◆ Recorded information
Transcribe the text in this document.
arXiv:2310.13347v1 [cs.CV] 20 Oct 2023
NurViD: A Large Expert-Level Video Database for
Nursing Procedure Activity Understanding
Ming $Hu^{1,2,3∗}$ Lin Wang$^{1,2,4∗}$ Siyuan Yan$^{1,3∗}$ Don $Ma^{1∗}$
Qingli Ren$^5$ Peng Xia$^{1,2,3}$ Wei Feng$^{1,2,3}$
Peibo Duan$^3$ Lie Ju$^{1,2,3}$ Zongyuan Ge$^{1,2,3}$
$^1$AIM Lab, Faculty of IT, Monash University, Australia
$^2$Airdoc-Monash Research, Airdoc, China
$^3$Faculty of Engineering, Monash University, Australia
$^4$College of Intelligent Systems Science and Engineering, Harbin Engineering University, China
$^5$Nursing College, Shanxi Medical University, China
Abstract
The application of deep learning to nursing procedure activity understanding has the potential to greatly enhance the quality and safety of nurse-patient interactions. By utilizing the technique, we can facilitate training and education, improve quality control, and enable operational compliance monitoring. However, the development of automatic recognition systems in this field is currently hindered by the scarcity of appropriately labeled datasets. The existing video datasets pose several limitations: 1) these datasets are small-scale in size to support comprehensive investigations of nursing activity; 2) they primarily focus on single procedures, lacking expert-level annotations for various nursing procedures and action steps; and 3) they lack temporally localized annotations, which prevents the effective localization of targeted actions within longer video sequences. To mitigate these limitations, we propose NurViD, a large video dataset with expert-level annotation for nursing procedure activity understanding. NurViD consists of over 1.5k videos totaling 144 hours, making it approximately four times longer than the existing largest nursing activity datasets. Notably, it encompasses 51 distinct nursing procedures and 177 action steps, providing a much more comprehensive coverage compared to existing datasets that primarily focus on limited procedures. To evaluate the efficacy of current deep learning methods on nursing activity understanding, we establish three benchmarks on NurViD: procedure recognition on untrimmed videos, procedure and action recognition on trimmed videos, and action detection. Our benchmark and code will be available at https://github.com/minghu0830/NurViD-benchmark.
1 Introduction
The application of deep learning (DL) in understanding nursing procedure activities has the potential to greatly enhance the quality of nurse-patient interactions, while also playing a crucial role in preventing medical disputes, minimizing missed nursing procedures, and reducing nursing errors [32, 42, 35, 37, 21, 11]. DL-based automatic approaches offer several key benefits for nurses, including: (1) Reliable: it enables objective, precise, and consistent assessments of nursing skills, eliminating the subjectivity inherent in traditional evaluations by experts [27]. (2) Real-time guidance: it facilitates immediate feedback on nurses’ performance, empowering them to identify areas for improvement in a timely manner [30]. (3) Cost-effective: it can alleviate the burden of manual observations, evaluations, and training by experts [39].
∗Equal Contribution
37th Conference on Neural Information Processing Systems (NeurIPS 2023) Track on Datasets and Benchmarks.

◆ Instructions to follow
All of the material must be reproduced exactly.

◆ Exercise solution
Transcribe the text in this document.
arXiv:2310.13347v1 [cs.CV] 20 Oct 2023
NurViD: A Large Expert-Level Video Database for
Nursing Procedure Activity Understanding
Ming $Hu^{1,2,3∗}$ Lin Wang$^{1,2,4∗}$ Siyuan Yan$^{1,3∗}$ Don $Ma^{1∗}$
Qingli Ren$^5$ Peng Xia$^{1,2,3}$ Wei Feng$^{1,2,3}$
Peibo Duan$^3$ Lie Ju$^{1,2,3}$ Zongyuan Ge$^{1,2,3}$
$^1$AIM Lab, Faculty of IT, Monash University, Australia
$^2$Airdoc-Monash Research, Airdoc, China
$^3$Faculty of Engineering, Monash University, Australia
$^4$College of Intelligent Systems Science and Engineering, Harbin Engineering University, China
$^5$Nursing College, Shanxi Medical University, China
Abstract
The application of deep learning to nursing procedure activity understanding has the potential to greatly enhance the quality and safety of nurse-patient interactions. By utilizing the technique, we can facilitate training and education, improve quality control, and enable operational compliance monitoring. However, the development of automatic recognition systems in this field is currently hindered by the scarcity of appropriately labeled datasets. The existing video datasets pose several limitations: 1) these datasets are small-scale in size to support comprehensive investigations of nursing activity; 2) they primarily focus on single procedures, lacking expert-level annotations for various nursing procedures and action steps; and 3) they lack temporally localized annotations, which prevents the effective localization of targeted actions within longer video sequences. To mitigate these limitations, we propose NurViD, a large video dataset with expert-level annotation for nursing procedure activity understanding. NurViD consists of over 1.5k videos totaling 144 hours, making it approximately four times longer than the existing largest nursing activity datasets. Notably, it encompasses 51 distinct nursing procedures and 177 action steps, providing a much more comprehensive coverage compared to existing datasets that primarily focus on limited procedures. To evaluate the efficacy of current deep learning methods on nursing activity understanding, we establish three benchmarks on NurViD: procedure recognition on untrimmed videos, procedure and action recognition on trimmed videos, and action detection. Our benchmark and code will be available at https://github.com/minghu0830/NurViD-benchmark.
1 Introduction
The application of deep learning (DL) in understanding nursing procedure activities has the potential to greatly enhance the quality of nurse-patient interactions, while also playing a crucial role in preventing medical disputes, minimizing missed nursing procedures, and reducing nursing errors [32, 42, 35, 37, 21, 11]. DL-based automatic approaches offer several key benefits for nurses, including: (1) Reliable: it enables objective, precise, and consistent assessments of nursing skills, eliminating the subjectivity inherent in traditional evaluations by experts [27]. (2) Real-time guidance: it facilitates immediate feedback on nurses’ performance, empowering them to identify areas for improvement in a timely manner [30]. (3) Cost-effective: it can alleviate the burden of manual observations, evaluations, and training by experts [39].
∗Equal Contribution
37th Conference on Neural Information Processing Systems (NeurIPS 2023) Track on Datasets and Benchmarks.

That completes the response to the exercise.